▶ [Written problem] Gather all lines in the data that hold the string "Triebfahrzeuges".

▶ [Material provided]
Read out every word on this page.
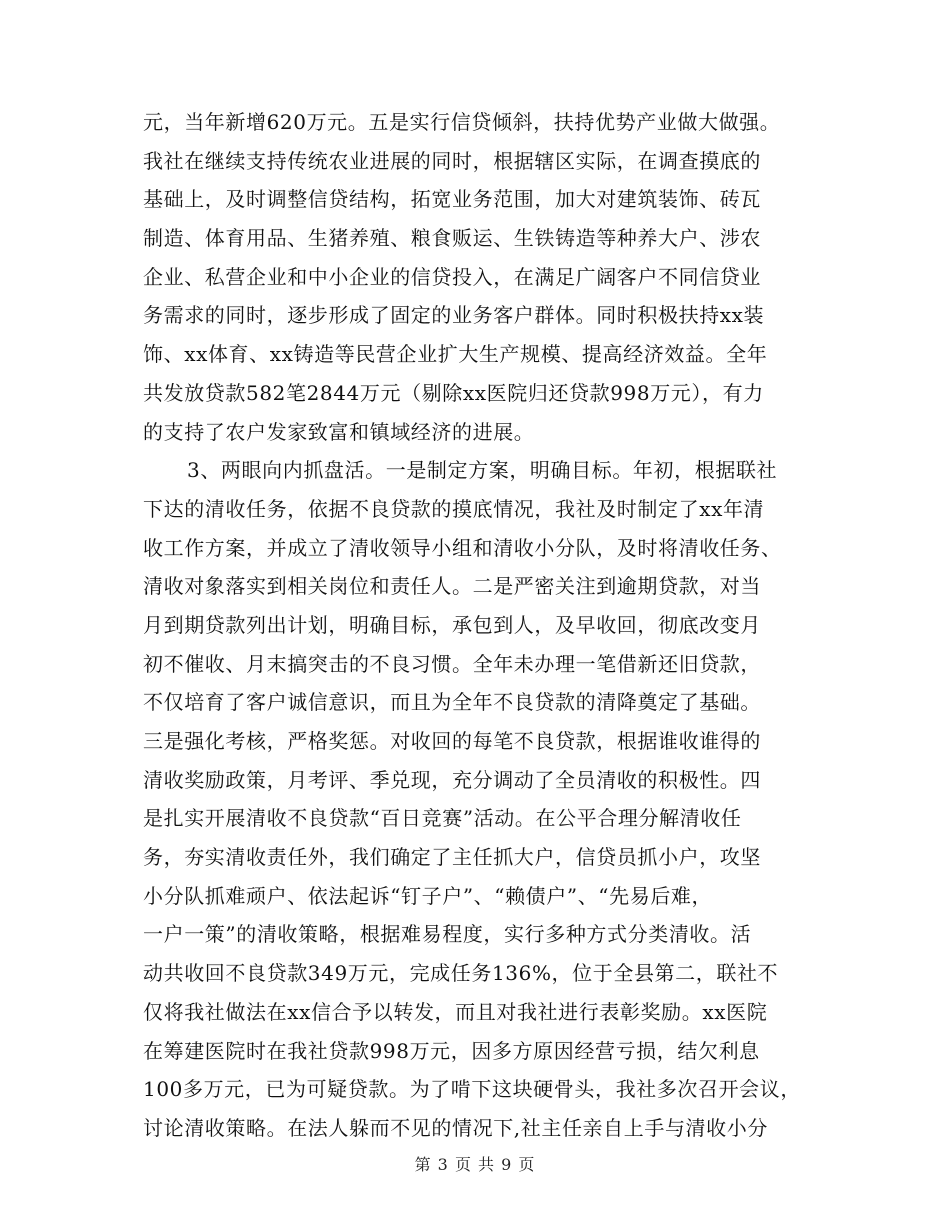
元，当年新增620万元。五是实行信贷倾斜，扶持优势产业做大做强。
我社在继续支持传统农业进展的同时，根据辖区实际，在调查摸底的
基础上，及时调整信贷结构，拓宽业务范围，加大对建筑装饰、砖瓦
制造、体育用品、生猪养殖、粮食贩运、生铁铸造等种养大户、涉农
企业、私营企业和中小企业的信贷投入，在满足广阔客户不同信贷业
务需求的同时，逐步形成了固定的业务客户群体。同时积极扶持xx装
饰、xx体育、xx铸造等民营企业扩大生产规模、提高经济效益。全年
共发放贷款582笔2844万元（剔除xx医院归还贷款998万元），有力
的支持了农户发家致富和镇域经济的进展。
3、两眼向内抓盘活。一是制定方案，明确目标。年初，根据联社
下达的清收任务，依据不良贷款的摸底情况，我社及时制定了xx年清
收工作方案，并成立了清收领导小组和清收小分队，及时将清收任务、
清收对象落实到相关岗位和责任人。二是严密关注到逾期贷款，对当
月到期贷款列出计划，明确目标，承包到人，及早收回，彻底改变月
初不催收、月末搞突击的不良习惯。全年未办理一笔借新还旧贷款，
不仅培育了客户诚信意识，而且为全年不良贷款的清降奠定了基础。
三是强化考核，严格奖惩。对收回的每笔不良贷款，根据谁收谁得的
清收奖励政策，月考评、季兑现，充分调动了全员清收的积极性。四
是扎实开展清收不良贷款“百日竞赛”活动。在公平合理分解清收任
务，夯实清收责任外，我们确定了主任抓大户，信贷员抓小户，攻坚
小分队抓难顽户、依法起诉“钉子户”、“赖债户”、“先易后难，
一户一策”的清收策略，根据难易程度，实行多种方式分类清收。活
动共收回不良贷款349万元，完成任务136%，位于全县第二，联社不
仅将我社做法在xx信合予以转发，而且对我社进行表彰奖励。xx医院
在筹建医院时在我社贷款998万元，因多方原因经营亏损，结欠利息
100多万元，已为可疑贷款。为了啃下这块硬骨头，我社多次召开会议，
讨论清收策略。在法人躲而不见的情况下,社主任亲自上手与清收小分
第 3 页 共 9 页
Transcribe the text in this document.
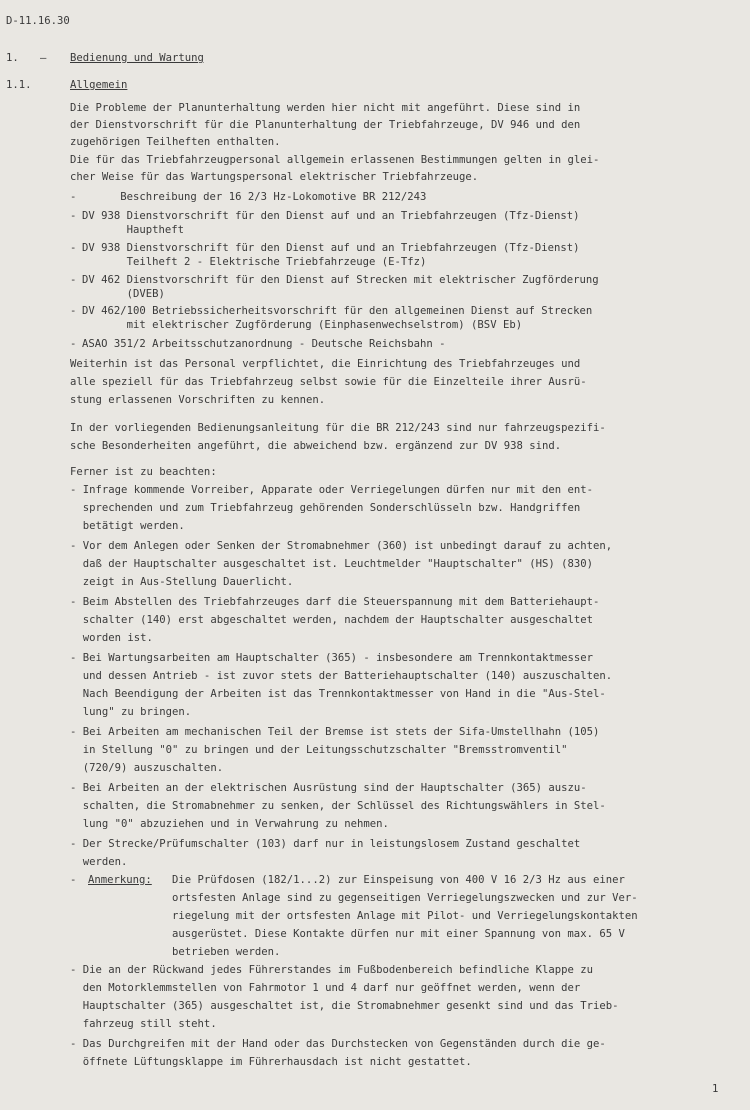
D-11.16.30
1. – Bedienung und Wartung
1.1.	Allgemein
Die Probleme der Planunterhaltung werden hier nicht mit angeführt. Diese sind in
der Dienstvorschrift für die Planunterhaltung der Triebfahrzeuge, DV 946 und den
zugehörigen Teilheften enthalten.
Die für das Triebfahrzeugpersonal allgemein erlassenen Bestimmungen gelten in glei-
cher Weise für das Wartungspersonal elektrischer Triebfahrzeuge.
- Beschreibung der 16 2/3 Hz-Lokomotive BR 212/243
- DV 938 Dienstvorschrift für den Dienst auf und an Triebfahrzeugen (Tfz-Dienst)
Hauptheft
- DV 938 Dienstvorschrift für den Dienst auf und an Triebfahrzeugen (Tfz-Dienst)
Teilheft 2 - Elektrische Triebfahrzeuge (E-Tfz)
- DV 462 Dienstvorschrift für den Dienst auf Strecken mit elektrischer Zugförderung
(DVEB)
- DV 462/100 Betriebssicherheitsvorschrift für den allgemeinen Dienst auf Strecken
mit elektrischer Zugförderung (Einphasenwechselstrom) (BSV Eb)
- ASAO 351/2 Arbeitsschutzanordnung - Deutsche Reichsbahn -
Weiterhin ist das Personal verpflichtet, die Einrichtung des Triebfahrzeuges und
alle speziell für das Triebfahrzeug selbst sowie für die Einzelteile ihrer Ausrü-
stung erlassenen Vorschriften zu kennen.
In der vorliegenden Bedienungsanleitung für die BR 212/243 sind nur fahrzeugspezifi-
sche Besonderheiten angeführt, die abweichend bzw. ergänzend zur DV 938 sind.
Ferner ist zu beachten:
- Infrage kommende Vorreiber, Apparate oder Verriegelungen dürfen nur mit den ent-
sprechenden und zum Triebfahrzeug gehörenden Sonderschlüsseln bzw. Handgriffen
betätigt werden.
- Vor dem Anlegen oder Senken der Stromabnehmer (360) ist unbedingt darauf zu achten,
daß der Hauptschalter ausgeschaltet ist. Leuchtmelder "Hauptschalter" (HS) (830)
zeigt in Aus-Stellung Dauerlicht.
- Beim Abstellen des Triebfahrzeuges darf die Steuerspannung mit dem Batteriehaupt-
schalter (140) erst abgeschaltet werden, nachdem der Hauptschalter ausgeschaltet
worden ist.
- Bei Wartungsarbeiten am Hauptschalter (365) - insbesondere am Trennkontaktmesser
und dessen Antrieb - ist zuvor stets der Batteriehauptschalter (140) auszuschalten.
Nach Beendigung der Arbeiten ist das Trennkontaktmesser von Hand in die "Aus-Stel-
lung" zu bringen.
- Bei Arbeiten am mechanischen Teil der Bremse ist stets der Sifa-Umstellhahn (105)
in Stellung "0" zu bringen und der Leitungsschutzschalter "Bremsstromventil"
(720/9) auszuschalten.
- Bei Arbeiten an der elektrischen Ausrüstung sind der Hauptschalter (365) auszu-
schalten, die Stromabnehmer zu senken, der Schlüssel des Richtungswählers in Stel-
lung "0" abzuziehen und in Verwahrung zu nehmen.
- Der Strecke/Prüfumschalter (103) darf nur in leistungslosem Zustand geschaltet
werden.
- Anmerkung: Die Prüfdosen (182/1...2) zur Einspeisung von 400 V 16 2/3 Hz aus einer
ortsfesten Anlage sind zu gegenseitigen Verriegelungszwecken und zur Ver-
riegelung mit der ortsfesten Anlage mit Pilot- und Verriegelungskontakten
ausgerüstet. Diese Kontakte dürfen nur mit einer Spannung von max. 65 V
betrieben werden.
- Die an der Rückwand jedes Führerstandes im Fußbodenbereich befindliche Klappe zu
den Motorklemmstellen von Fahrmotor 1 und 4 darf nur geöffnet werden, wenn der
Hauptschalter (365) ausgeschaltet ist, die Stromabnehmer gesenkt sind und das Trieb-
fahrzeug still steht.
- Das Durchgreifen mit der Hand oder das Durchstecken von Gegenständen durch die ge-
öffnete Lüftungsklappe im Führerhausdach ist nicht gestattet.
1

▶ [Task answer]
Weiterhin ist das Personal verpflichtet, die Einrichtung des Triebfahrzeuges und
- Beim Abstellen des Triebfahrzeuges darf die Steuerspannung mit dem Batteriehaupt-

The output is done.